→ **Exercise tasks**:
**1)** Translate this sentence from the blog post on the responsibilities of blogging into Spanish: "Vetted sources can be found in libraries, college websites, and academic databases."
**2)** In the blog post on the responsibilities of blogging, who reviews the articles that count as vetted sources?
**3)** List every place the blog post on the responsibilities of blogging gives for finding vetted sources.

Responsibilities of Blogging


This week, lets shift gears. Let’s look at our responsibilities as bloggers and why what we do matters.

Blogging is a hobby that comes with responsibilities.  The act of writing requires the author to think carefully about the quality of information and what message she wants the reader to leave with. Quality of information is one of the most critical aspects of blogging. One that I take seriously. The internet is full of misleading and biased information. Sadly, many readers do not know how to think critically about information . Readers seek information that validates their world view or makes them feel correct. This creates an echo chamber.

As bloggers, we have the responsibility to provide quality information and differing view points. You may notice how on JP I try to portray both sides of any given topic. The problem with the echo chamber we see in social media and elsewhere is how it narrows understanding. Being exposed only to messages you support reduces your ability to entertain differing viewpoints. The little box we inhabit online can eventually make us think the world should behave that way and does. Blogs, like other sources of information, can contribute or challenge this.

Information quality is lacking online. As bloggers, we have the responsibility to use quality, vetted sources for our articles. No, Wikipedia doesn’t count. Wikipedia is good for general overviews, but sometimes the information is suspect. It’s not that Wikipedia is misleading, though sometimes it is. Rather, information can be omitted in ways that create hidden bias. Simply omitting a contrasting fact is enough to render an entire article suspect. The problem is how we can’t be aware of what information is missing unless we already know much about a topic.

So how do we get around this? By using vetted sources and looking for contrary information. Vetted sources can be found in libraries, college websites, and academic databases. These articles are reviewed by panels of people who know much about a given topic. Vetted sources also are required to point out their deficiencies and omissions. This helps you see bias in the research and areas you need to search further.

This isn’t to say all internet sources are inaccurate. There are many that are excellent. As bloggers we must be able to determine what is good and what is inaccurate in order to write the best articles we can for our readers.

→ **Supplied material**:

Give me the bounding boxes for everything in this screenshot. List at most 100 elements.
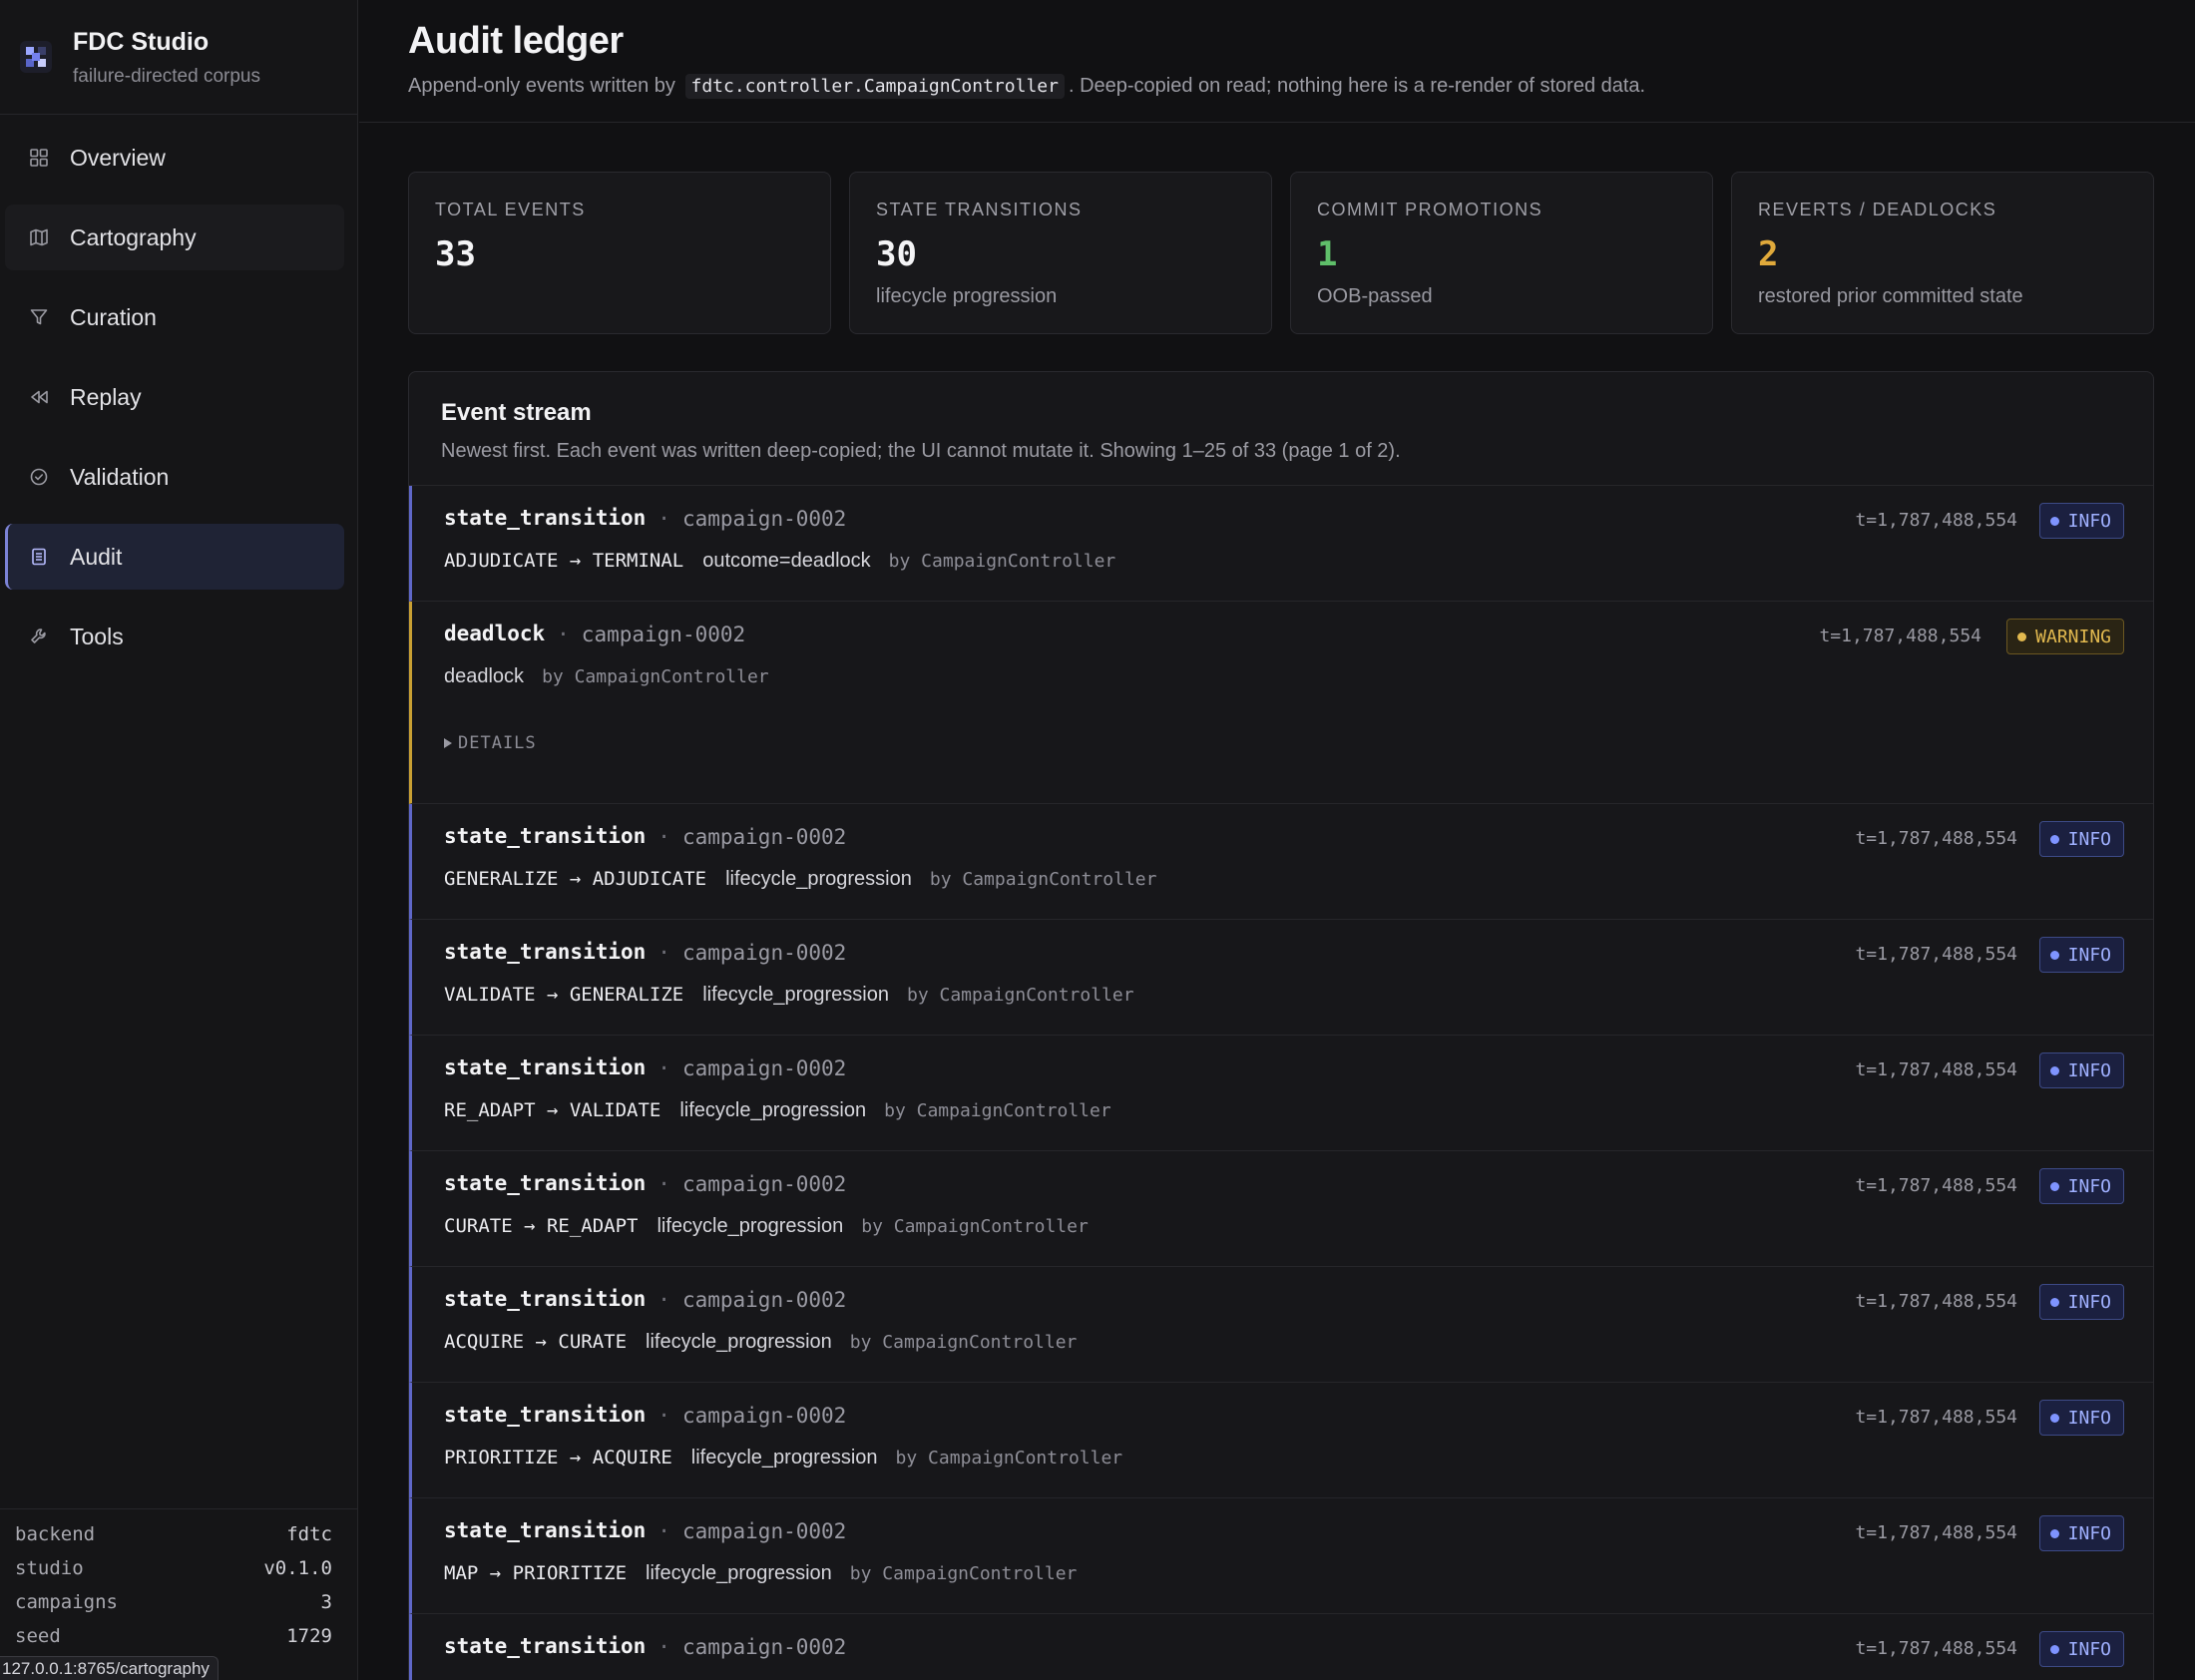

→ **Answers for the exercise**:
**1)** Las fuentes verificadas se pueden encontrar en bibliotecas, sitios web universitarios y bases de datos académicas.

**2)** Panels of people who know much about a given topic.

**3)**
- Libraries
- College websites
- Academic databases